═════ EXCERPTED PASSAGE ═════

Redundant???
Let me shed some light. When we talk about distributed systems efficient Serialization/Deserialization plays a vital role. It appears in two quite distinct areas of distributed data processing :
To be specific to Hadoop, IPC between nodes is implemented using RPCs. The RPC protocol uses serialization to render the message into a binary stream to be sent to the remote node, which then deserializes the binary stream into the original message. So, it is very important to have a solid Serialization/Deserialization framework in order to store and process huge amounts of data efficiently. In general, it is desirable that an RPC serialization format is:
-
Compact
-
Fast
-
Extensible
-
Interoperable
Hadoop uses its own types because developers wanted the storage format to be compact (to make efficient use of storage space), fast (so the overhead in reading or writing terabytes of data is minimal), extensible (so we can transparently read data written in an older format), and interoperable (so we can read or write persistent data using different languages).
Few points to remember before thinking that having dedicated MapReduce types is redundant :
- Hadoop’s Writable-based serialization framework provides a more efficient and customized serialization and representation of the data for MapReduce programs than using the general-purpose Java’s native serialization framework.
- As opposed to Java’s serialization, Hadoop’s Writable framework does not write the type name with each object expecting all the clients of the serialized data to be aware of the types used in the serialized data. Omitting the type names makes the serialization process faster and results in compact, random accessible serialized data formats that can be easily interpreted by non-Java clients.
- Hadoop’s Writable-based serialization also has the ability to reduce the object-creation overhead by reusing the Writable objects, which is not possible with the Java’s native serialization framework.
HTH

═════ DATA EXCERPTS ═════

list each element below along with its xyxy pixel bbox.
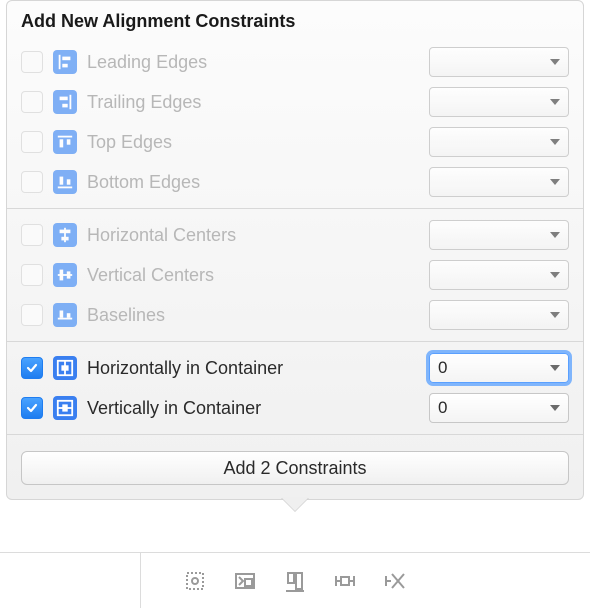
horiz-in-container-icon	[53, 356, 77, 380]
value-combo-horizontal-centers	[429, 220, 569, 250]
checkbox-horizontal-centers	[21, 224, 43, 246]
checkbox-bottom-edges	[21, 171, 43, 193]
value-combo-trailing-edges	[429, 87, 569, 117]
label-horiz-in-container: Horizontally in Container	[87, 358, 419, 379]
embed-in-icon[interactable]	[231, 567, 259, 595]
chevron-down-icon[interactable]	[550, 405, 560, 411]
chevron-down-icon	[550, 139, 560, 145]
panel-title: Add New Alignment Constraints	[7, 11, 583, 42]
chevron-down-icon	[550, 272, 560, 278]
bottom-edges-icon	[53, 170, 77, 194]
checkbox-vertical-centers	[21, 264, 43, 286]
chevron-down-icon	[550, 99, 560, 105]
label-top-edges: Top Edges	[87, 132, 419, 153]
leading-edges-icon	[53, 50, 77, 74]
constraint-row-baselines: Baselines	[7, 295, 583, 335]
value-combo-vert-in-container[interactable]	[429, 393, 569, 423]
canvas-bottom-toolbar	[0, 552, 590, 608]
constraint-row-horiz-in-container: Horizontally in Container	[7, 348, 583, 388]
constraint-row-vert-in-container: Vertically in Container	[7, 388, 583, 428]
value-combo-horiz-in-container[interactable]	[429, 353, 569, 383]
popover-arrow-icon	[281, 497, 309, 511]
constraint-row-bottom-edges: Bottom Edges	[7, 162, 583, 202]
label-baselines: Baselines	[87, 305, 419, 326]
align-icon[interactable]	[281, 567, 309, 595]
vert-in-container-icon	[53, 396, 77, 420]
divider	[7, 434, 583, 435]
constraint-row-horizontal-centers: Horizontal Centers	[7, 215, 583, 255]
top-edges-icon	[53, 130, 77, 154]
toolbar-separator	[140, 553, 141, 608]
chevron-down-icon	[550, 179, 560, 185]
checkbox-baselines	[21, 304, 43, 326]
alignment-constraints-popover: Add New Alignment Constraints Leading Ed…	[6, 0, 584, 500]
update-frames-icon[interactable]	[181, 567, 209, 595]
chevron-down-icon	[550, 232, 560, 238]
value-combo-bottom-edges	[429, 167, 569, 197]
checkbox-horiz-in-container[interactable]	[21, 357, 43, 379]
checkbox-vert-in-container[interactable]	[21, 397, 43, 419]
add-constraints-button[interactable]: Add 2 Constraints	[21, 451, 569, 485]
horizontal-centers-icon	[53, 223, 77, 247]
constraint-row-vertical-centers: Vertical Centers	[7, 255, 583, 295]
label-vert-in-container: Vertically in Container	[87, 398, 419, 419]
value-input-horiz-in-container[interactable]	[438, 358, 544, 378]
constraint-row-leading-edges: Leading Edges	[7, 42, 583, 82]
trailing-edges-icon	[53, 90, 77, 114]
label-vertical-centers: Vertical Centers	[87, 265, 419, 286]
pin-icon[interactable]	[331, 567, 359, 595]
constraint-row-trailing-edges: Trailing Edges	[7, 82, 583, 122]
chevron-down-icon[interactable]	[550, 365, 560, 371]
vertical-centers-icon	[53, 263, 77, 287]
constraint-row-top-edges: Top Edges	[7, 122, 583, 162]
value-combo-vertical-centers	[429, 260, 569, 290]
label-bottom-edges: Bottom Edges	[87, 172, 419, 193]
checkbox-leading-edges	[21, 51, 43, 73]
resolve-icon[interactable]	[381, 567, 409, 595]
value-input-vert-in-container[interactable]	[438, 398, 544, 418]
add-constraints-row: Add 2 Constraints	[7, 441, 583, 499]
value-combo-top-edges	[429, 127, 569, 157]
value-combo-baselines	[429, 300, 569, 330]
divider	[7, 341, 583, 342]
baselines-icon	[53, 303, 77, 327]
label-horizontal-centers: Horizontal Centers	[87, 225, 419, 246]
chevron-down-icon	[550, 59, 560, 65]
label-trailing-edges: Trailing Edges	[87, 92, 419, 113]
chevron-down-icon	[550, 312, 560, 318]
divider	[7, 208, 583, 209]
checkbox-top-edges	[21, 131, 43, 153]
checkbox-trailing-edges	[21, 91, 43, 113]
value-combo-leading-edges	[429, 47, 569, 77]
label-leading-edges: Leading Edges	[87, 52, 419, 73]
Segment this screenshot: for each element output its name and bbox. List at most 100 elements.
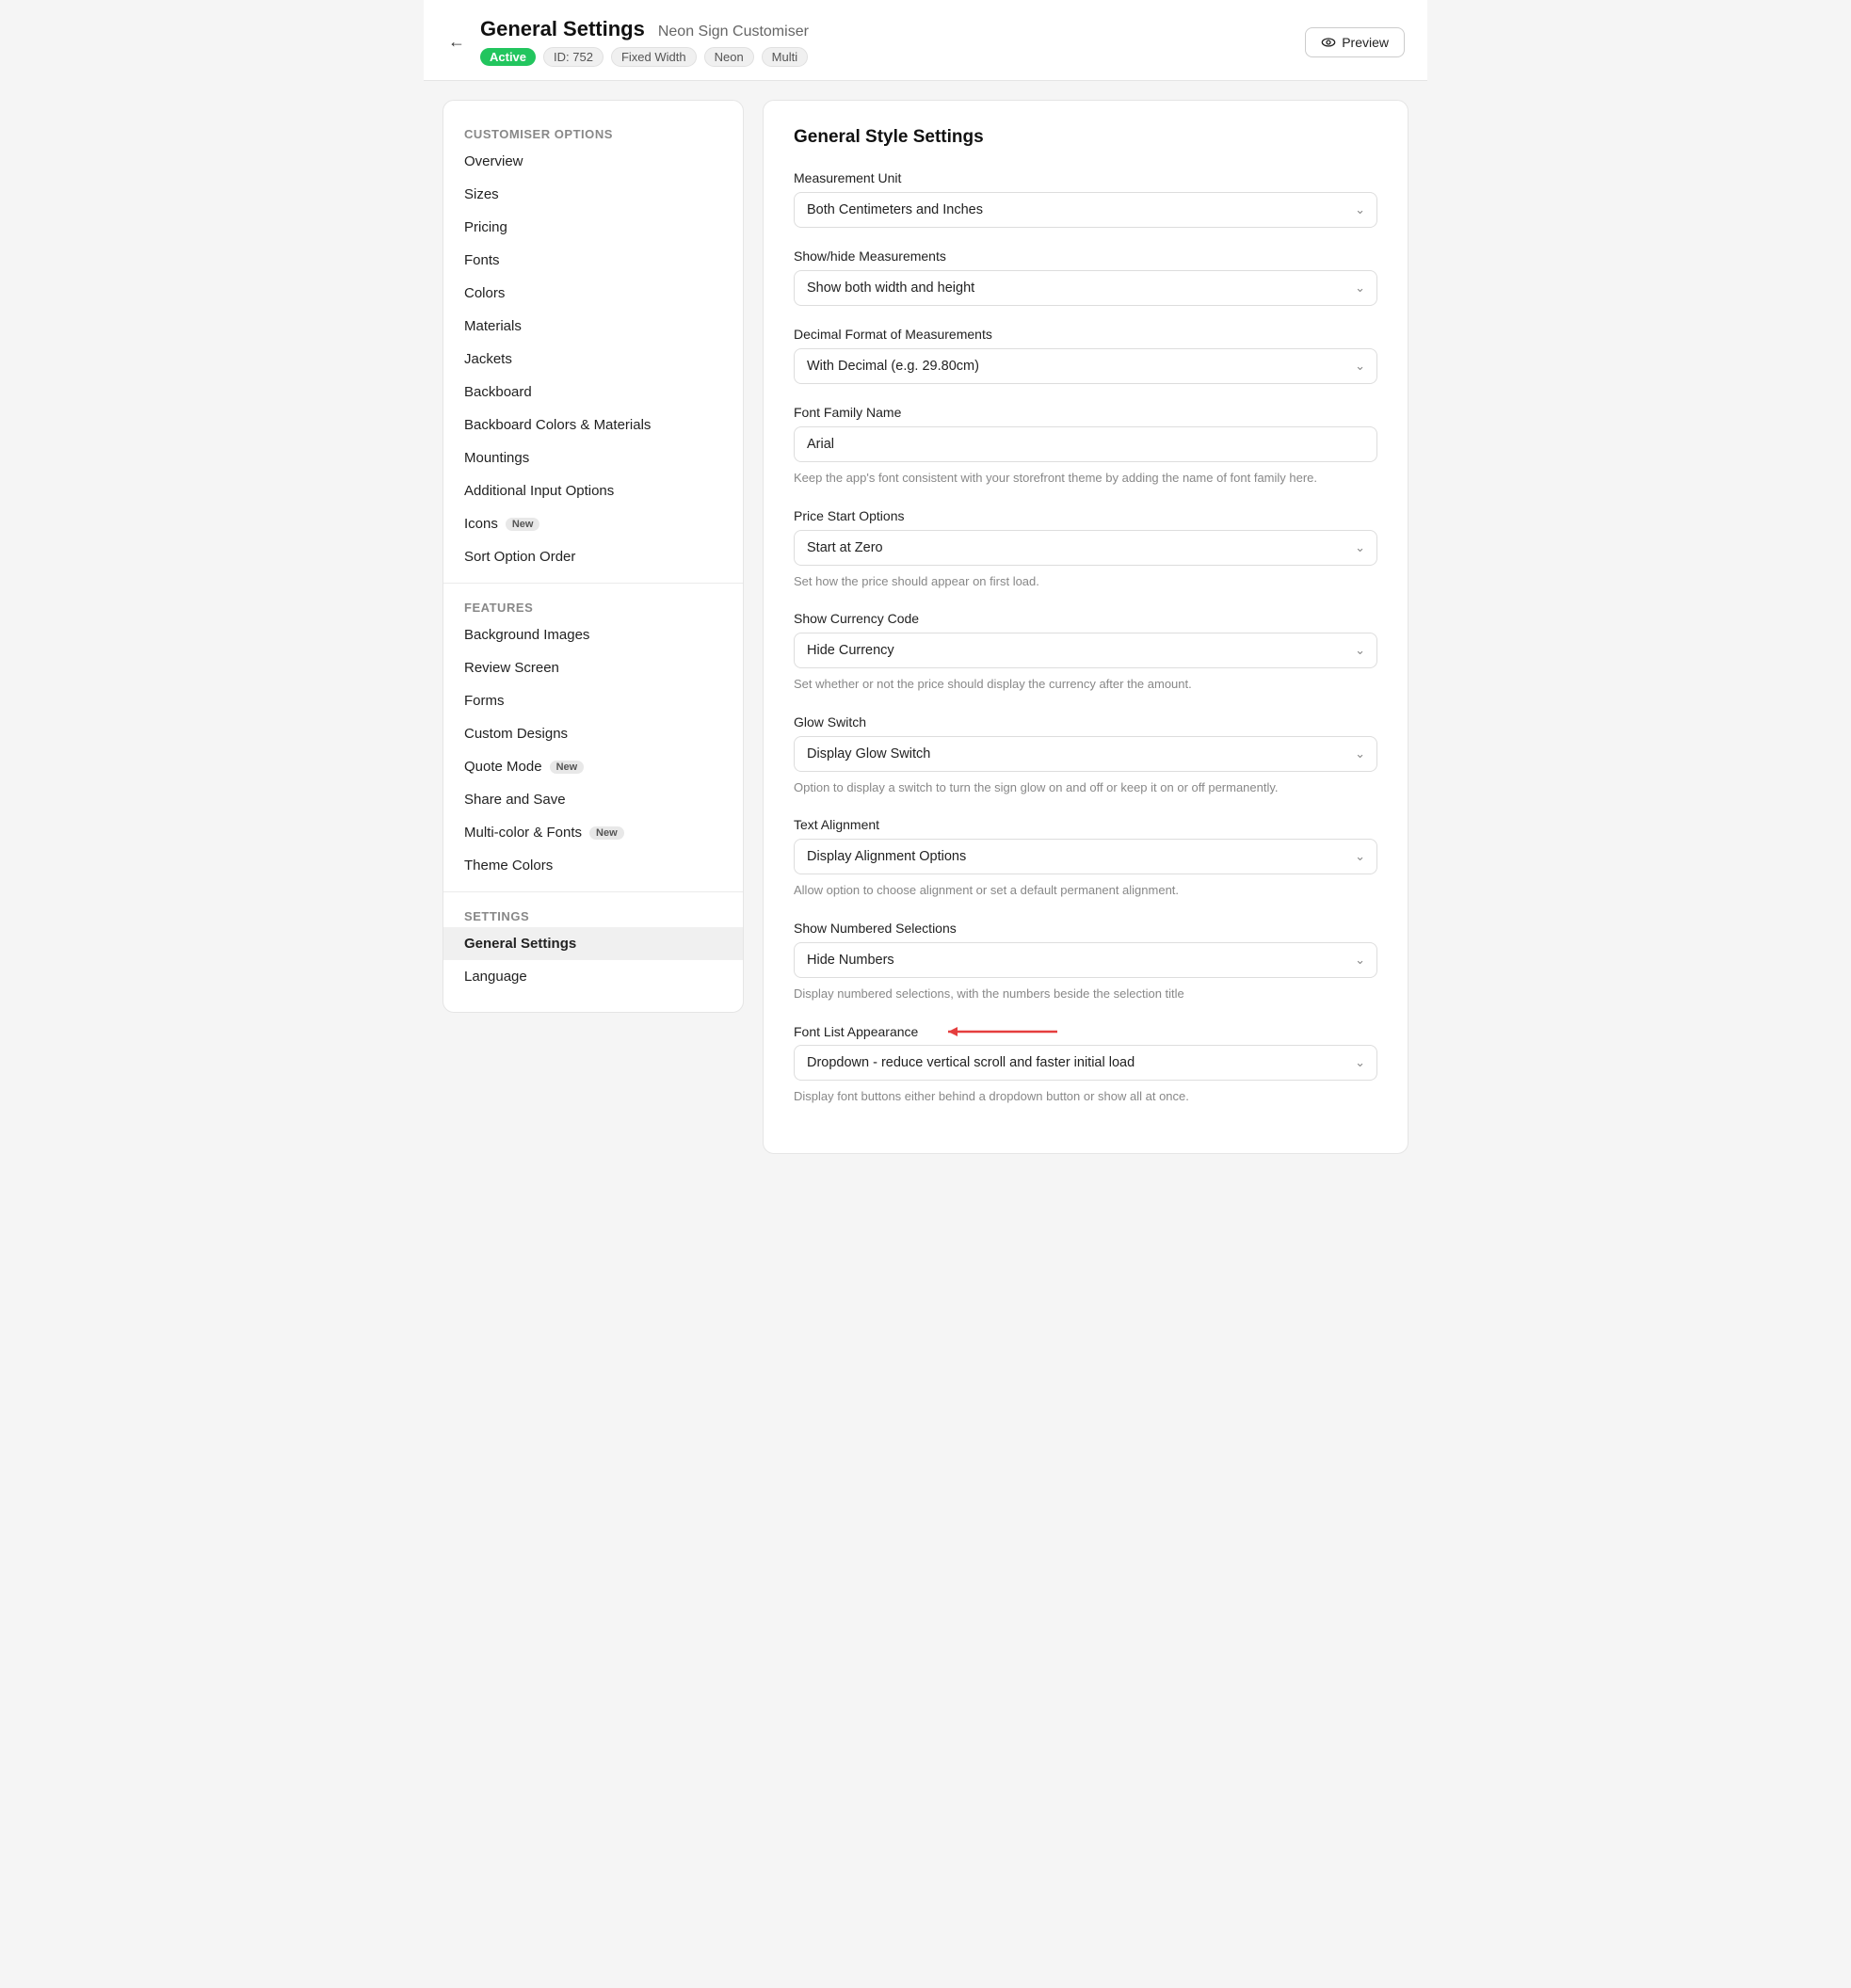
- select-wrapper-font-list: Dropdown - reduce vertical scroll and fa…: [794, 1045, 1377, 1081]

═════

SHORT PROBLEM —
According to the forum answer on Hadoop serialization, what does Java's serialization write with each object that Hadoop's Writable framework leaves out? This data has no connection to the forum answer about Hadoop serialization.

SOLUTION FOR THIS TASK —
The type name.